Provided records:
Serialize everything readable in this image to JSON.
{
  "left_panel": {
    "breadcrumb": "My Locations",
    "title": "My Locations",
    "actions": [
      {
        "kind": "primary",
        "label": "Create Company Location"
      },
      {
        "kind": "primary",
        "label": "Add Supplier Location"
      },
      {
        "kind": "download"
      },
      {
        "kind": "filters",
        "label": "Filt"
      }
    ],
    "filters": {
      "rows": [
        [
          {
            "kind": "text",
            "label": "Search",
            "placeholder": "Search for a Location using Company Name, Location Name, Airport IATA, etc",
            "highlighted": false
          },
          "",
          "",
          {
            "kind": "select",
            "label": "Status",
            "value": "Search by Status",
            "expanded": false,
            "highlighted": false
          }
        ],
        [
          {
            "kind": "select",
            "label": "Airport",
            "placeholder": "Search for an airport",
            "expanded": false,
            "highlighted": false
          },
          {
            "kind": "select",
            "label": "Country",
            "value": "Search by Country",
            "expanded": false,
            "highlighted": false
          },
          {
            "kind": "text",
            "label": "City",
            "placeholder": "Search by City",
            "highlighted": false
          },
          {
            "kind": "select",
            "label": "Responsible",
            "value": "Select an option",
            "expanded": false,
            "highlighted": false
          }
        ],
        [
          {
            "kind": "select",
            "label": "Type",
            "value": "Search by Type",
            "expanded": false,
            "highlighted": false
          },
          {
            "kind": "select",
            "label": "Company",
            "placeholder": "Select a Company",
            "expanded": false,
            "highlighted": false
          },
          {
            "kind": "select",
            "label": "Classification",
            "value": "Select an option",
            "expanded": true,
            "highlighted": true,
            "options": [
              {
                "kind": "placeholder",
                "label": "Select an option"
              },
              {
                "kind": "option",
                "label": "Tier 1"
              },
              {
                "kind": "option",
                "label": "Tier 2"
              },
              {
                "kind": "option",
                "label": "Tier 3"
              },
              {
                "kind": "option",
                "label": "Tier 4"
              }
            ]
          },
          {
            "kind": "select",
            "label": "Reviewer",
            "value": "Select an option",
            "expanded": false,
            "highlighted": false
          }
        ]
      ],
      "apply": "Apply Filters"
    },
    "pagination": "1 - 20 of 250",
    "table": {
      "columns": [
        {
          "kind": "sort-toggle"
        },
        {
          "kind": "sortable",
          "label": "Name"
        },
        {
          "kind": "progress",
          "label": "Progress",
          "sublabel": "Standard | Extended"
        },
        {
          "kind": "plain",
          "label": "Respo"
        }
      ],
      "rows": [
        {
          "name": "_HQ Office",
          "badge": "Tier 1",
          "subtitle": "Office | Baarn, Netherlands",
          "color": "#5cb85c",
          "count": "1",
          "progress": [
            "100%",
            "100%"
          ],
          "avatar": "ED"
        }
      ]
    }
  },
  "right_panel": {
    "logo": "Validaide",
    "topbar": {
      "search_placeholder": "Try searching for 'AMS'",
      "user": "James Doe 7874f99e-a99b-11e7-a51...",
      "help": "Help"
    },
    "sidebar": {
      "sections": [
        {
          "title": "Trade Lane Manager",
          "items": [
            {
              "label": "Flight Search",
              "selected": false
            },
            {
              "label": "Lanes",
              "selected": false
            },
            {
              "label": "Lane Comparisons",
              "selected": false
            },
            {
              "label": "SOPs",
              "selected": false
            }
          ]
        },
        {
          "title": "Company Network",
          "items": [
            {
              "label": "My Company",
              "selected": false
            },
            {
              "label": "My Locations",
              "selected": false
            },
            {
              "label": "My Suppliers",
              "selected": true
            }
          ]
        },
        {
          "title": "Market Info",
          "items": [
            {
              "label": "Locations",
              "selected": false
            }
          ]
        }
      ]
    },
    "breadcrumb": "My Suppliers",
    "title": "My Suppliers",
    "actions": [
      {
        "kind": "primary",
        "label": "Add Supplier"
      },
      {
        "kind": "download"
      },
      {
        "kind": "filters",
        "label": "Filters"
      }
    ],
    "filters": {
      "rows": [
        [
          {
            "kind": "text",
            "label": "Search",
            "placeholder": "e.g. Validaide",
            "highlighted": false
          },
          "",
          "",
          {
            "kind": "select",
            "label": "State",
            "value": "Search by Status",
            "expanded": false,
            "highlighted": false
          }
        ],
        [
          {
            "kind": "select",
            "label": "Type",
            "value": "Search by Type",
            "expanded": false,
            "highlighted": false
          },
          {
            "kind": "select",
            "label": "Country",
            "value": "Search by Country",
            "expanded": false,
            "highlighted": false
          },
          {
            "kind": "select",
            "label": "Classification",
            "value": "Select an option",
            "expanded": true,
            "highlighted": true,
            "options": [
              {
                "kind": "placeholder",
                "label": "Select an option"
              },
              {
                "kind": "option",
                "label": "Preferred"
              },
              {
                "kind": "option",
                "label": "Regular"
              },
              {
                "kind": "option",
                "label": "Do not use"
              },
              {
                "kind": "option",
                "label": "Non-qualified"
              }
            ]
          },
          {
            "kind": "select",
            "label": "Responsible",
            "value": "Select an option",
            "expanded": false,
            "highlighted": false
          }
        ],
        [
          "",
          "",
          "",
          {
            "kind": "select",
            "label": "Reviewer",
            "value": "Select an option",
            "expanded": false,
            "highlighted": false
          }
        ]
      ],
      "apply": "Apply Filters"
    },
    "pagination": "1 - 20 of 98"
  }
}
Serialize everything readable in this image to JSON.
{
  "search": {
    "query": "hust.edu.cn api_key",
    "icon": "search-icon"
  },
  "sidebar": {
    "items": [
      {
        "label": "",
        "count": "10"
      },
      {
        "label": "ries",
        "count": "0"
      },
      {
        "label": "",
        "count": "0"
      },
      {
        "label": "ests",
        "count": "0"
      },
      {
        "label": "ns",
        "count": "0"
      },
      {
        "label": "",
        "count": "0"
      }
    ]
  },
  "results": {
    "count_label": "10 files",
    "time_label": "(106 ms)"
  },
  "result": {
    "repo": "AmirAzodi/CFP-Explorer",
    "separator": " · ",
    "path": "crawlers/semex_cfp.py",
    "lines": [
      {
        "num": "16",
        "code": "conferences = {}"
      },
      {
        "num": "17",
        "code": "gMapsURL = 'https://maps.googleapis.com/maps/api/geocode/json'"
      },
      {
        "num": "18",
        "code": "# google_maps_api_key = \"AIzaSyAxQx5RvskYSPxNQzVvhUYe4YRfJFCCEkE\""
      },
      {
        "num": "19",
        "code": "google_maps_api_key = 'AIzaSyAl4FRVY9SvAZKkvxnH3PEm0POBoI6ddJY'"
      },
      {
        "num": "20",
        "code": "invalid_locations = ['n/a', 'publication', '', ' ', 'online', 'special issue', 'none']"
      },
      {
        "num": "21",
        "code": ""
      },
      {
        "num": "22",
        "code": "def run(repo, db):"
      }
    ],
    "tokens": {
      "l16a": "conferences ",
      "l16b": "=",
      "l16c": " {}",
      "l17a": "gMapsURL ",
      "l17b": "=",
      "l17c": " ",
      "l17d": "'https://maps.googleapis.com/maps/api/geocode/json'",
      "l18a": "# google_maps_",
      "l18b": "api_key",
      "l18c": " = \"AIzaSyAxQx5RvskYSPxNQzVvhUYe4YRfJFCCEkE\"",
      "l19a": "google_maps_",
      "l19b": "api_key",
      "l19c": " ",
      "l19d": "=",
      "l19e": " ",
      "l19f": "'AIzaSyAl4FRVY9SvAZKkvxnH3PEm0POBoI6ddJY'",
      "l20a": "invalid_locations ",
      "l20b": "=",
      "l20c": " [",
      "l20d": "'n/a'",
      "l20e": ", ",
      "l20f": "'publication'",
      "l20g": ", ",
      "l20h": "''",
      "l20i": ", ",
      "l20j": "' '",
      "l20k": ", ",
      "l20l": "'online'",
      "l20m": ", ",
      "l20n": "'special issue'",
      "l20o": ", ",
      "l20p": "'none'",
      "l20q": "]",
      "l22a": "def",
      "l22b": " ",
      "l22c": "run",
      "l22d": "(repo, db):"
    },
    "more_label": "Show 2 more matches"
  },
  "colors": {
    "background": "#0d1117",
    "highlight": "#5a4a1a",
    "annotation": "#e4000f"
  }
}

Goal: Show the lines of the data that hold the word "Validaide".

Solution for this problem:
    "logo": "Validaide",
            "placeholder": "e.g. Validaide",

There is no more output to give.